======== TEXTO FORNECIDO ========

Publicado 05 de Maio de 2015 - 19h18

ÍDA AGÊNCIA ANHANGUERA

Proprietários de dez imóveis foram levados para a delegacia ontem à tarde acusados de furto de água do sistema da Agência Reguladora de Saneamento e Energia do Estado de São Paulo (Sabesp), em Hortolândia. São residências no bairro Vila São Francisco, e os proprietários tiveram que prestar depoimento na Polícia Civil da cidade pelo caso.

A ocorrência foi uma denúncia da Sabesp, que durante a manhã, em trabalho de rotina, flagrou a ligação irregular. Segundo a empresa, nesse tipo de autuação, a Sabesp contacta a Polícia Militar.

O “gato” é considerado crime e é passível de penalidade. Além de determinar imediatamente a suspensão do fornecimento de água e a aplicação de multa, o furto gera também o registro em boletim de ocorrência policial (B.O) e a abertura de processo criminoso.

Outro problema é que a prática pode danificar as tubulações. A água é considerada um patrimônio público e qualquer artifício usado para alterar o consumo nos hidrômetros é considerado furto qualificado pelo emprego de fraude. A pena é de reclusão de dois a oito anos e multa.

========

## EXERCÍCIOS
A – Atualize o trecho da notícia sobre furto de água que vai de "Publicado 05 de" até "cidade pelo caso.", substituindo "imóveis" por "casas".
B – Escreva a continuação da notícia sobre furto de água a partir da última frase apresentada.

======== DADOS FORNECIDOS ========

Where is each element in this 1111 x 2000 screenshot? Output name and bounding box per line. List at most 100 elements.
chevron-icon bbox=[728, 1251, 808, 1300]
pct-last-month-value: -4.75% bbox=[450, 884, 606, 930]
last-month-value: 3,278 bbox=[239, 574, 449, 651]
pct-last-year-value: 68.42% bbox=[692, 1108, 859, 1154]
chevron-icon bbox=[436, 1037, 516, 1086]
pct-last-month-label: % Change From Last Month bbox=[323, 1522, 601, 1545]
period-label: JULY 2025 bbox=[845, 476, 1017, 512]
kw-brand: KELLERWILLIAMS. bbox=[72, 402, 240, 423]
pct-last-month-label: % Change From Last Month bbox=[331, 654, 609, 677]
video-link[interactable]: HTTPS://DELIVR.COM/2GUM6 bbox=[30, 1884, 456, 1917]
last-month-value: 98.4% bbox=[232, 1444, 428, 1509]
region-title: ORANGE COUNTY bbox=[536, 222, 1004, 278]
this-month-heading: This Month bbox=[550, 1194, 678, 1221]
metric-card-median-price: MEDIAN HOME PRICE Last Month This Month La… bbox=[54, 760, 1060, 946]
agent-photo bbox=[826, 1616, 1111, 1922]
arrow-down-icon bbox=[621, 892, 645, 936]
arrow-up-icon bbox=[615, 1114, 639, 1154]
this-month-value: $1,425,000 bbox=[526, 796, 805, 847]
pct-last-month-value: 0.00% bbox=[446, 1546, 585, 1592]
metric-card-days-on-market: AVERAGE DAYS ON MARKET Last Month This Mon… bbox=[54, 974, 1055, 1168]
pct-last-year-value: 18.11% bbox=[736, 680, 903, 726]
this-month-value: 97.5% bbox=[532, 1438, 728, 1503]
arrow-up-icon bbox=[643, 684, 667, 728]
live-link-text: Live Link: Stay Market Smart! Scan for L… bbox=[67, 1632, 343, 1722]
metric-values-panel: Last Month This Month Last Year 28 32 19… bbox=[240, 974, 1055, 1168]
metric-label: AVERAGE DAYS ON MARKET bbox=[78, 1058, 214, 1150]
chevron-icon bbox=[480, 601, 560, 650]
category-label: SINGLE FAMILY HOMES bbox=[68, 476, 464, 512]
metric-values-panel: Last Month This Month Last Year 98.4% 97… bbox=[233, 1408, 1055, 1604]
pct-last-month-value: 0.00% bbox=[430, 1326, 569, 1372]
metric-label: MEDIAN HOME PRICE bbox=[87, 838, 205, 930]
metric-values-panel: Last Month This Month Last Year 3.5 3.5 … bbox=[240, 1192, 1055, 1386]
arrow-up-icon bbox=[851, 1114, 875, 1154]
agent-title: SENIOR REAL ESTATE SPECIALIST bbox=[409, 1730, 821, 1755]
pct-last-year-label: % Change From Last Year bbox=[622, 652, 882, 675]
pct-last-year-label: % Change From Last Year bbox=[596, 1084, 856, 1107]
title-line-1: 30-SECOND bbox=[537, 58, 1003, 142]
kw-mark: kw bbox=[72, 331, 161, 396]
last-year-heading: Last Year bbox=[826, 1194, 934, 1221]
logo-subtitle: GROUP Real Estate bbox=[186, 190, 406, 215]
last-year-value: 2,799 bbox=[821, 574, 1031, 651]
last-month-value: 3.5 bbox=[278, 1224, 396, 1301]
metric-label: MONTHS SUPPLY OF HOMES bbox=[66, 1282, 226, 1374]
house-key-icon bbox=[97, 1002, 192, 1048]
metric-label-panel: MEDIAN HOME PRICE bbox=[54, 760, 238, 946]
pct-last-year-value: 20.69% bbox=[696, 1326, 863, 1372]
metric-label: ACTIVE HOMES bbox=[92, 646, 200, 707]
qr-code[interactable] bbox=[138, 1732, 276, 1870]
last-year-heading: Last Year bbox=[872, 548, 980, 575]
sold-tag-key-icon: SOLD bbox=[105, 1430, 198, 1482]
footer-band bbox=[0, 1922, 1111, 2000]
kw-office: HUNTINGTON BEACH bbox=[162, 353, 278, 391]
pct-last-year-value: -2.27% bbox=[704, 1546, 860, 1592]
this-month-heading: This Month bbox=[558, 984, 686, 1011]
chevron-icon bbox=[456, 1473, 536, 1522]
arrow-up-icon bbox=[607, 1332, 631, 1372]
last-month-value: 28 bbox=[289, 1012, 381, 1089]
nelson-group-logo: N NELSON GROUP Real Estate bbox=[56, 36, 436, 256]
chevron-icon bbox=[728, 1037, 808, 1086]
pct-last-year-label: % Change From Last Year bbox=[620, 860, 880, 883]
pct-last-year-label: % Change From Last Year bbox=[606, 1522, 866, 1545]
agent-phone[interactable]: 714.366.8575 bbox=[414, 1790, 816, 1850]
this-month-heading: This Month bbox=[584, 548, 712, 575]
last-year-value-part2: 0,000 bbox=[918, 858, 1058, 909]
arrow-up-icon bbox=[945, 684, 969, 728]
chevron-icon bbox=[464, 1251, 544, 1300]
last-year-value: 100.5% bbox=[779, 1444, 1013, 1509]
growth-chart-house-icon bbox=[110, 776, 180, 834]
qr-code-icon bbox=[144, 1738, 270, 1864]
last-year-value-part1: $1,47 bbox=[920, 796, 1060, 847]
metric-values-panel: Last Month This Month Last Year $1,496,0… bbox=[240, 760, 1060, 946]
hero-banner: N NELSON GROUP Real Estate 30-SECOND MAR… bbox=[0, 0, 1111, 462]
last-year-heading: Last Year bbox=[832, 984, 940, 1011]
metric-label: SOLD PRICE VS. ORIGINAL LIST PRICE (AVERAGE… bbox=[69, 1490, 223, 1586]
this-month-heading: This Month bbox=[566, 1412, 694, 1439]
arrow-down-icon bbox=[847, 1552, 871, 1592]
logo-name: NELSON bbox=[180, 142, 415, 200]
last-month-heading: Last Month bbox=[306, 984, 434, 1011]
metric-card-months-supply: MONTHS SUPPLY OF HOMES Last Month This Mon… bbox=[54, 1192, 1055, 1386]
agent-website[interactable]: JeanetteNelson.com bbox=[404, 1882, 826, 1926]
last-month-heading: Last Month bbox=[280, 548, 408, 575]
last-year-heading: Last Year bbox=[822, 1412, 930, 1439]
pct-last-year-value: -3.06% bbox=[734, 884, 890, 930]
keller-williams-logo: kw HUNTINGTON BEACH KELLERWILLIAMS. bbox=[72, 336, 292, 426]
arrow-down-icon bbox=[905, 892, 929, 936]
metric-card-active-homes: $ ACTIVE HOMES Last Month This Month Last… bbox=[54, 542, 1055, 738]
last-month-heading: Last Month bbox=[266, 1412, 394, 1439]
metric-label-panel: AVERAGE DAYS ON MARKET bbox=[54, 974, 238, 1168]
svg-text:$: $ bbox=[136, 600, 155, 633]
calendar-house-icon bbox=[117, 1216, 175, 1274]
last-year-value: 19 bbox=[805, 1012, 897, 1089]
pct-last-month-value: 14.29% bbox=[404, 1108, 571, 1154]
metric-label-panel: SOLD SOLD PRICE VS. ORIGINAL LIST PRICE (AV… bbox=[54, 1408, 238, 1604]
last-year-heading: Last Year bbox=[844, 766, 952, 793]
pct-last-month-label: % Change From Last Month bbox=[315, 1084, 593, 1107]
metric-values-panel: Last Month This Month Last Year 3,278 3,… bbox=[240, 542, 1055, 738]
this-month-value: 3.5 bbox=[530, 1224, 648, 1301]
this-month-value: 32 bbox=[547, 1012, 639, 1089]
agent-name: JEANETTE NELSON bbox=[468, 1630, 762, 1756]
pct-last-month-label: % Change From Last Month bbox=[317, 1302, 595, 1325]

========

## RESPOSTAS DO EXERCÍCIO
A –
Publicado 05 de Maio de 2015 - 19h18

ÍDA AGÊNCIA ANHANGUERA

Proprietários de dez casas foram levados para a delegacia ontem à tarde acusados de furto de água do sistema da Agência Reguladora de Saneamento e Energia do Estado de São Paulo (Sabesp), em Hortolândia. São residências no bairro Vila São Francisco, e os proprietários tiveram que prestar depoimento na Polícia Civil da cidade pelo caso.

B –
Em Hortolândia, os moradores puxaram da avenida do bairro um cano e passaram para as residências a água. Na rua onde eles moram, não há água encanada. “A água é para viver, para as crianças. Moramos do lado de um rio, mas a água é suja. Se tivesse como, a gente pagava. Mas desde que me mudei, há três anos, não tem”, disse o mecânico Osnir Ramos da Rocha.

Segundo ele, foi estabelecida fiança de R$ 800 para os moradores que estavam furtando água. “Não temos opção. Pagamos IPTU, são R$ 700 por ano. E vivemos assim. Tem que pagar? Tem! Mas a gente não tem o abastecimento”, afirmou Rocha.